--- RECORDS SHOWN ---
■ ■ ■ ■ ■
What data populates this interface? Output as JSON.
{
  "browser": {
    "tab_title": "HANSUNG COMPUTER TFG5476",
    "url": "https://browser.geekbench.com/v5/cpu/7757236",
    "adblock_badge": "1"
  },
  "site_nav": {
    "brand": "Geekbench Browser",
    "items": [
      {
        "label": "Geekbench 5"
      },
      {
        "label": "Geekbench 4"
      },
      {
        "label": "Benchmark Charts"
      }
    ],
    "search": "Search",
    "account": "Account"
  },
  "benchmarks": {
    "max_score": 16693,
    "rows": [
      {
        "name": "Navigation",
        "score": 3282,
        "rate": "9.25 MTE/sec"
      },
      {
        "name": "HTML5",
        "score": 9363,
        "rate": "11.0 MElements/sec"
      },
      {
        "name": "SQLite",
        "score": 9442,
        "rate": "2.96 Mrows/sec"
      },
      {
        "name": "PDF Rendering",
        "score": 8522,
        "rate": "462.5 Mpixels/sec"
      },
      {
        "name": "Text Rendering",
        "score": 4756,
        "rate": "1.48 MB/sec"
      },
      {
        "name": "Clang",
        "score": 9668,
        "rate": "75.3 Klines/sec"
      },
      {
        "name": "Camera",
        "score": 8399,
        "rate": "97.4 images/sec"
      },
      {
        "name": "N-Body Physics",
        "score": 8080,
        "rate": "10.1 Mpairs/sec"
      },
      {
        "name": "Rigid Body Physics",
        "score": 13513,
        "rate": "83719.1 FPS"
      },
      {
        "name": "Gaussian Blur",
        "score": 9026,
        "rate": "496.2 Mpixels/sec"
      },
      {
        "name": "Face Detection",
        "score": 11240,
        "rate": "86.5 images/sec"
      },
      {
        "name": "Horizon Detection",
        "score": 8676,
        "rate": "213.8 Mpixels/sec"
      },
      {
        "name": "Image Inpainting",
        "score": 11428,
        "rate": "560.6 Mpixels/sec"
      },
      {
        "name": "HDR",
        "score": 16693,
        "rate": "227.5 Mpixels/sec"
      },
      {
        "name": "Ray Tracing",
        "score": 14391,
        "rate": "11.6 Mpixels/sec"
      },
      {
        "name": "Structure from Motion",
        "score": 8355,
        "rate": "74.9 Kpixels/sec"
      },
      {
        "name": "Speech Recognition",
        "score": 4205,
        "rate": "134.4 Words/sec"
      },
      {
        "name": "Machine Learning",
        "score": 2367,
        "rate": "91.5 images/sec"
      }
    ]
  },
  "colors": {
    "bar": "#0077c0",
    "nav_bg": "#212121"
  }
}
■ ■ ■ ■ ■
--- WORK TO DO ---
Using the listing above, return all lines where the word "Physics" occurs.

--- FINAL RESULT ---
        "name": "N-Body Physics",
        "name": "Rigid Body Physics",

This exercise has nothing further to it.